From the listing, collect all lines containing the word "BTCUSDT".

Dataset records:

---

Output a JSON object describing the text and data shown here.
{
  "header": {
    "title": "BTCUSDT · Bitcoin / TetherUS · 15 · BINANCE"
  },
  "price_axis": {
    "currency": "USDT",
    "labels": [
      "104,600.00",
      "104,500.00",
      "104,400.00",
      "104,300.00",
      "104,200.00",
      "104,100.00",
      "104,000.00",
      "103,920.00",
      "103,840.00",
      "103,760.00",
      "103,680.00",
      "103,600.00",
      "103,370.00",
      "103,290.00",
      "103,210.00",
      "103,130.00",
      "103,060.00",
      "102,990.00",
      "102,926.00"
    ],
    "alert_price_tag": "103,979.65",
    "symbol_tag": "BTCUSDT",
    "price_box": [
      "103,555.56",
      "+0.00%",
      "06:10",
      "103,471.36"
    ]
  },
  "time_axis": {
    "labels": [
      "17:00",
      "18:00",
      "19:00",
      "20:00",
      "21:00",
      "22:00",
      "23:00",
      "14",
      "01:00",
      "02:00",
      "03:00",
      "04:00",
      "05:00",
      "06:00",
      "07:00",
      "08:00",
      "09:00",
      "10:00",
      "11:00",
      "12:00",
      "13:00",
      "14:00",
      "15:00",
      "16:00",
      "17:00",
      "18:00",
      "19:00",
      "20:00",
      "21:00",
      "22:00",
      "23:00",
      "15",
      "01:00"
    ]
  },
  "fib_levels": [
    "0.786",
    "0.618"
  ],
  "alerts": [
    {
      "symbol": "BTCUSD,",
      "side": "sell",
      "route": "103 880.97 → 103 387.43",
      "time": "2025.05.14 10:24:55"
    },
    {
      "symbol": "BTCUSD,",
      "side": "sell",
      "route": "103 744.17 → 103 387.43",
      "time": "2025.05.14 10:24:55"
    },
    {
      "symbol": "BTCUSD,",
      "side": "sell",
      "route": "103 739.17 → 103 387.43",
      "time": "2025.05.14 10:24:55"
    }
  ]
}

---

*Expected answer:*
    "title": "BTCUSDT · Bitcoin / TetherUS · 15 · BINANCE"
    "symbol_tag": "BTCUSDT",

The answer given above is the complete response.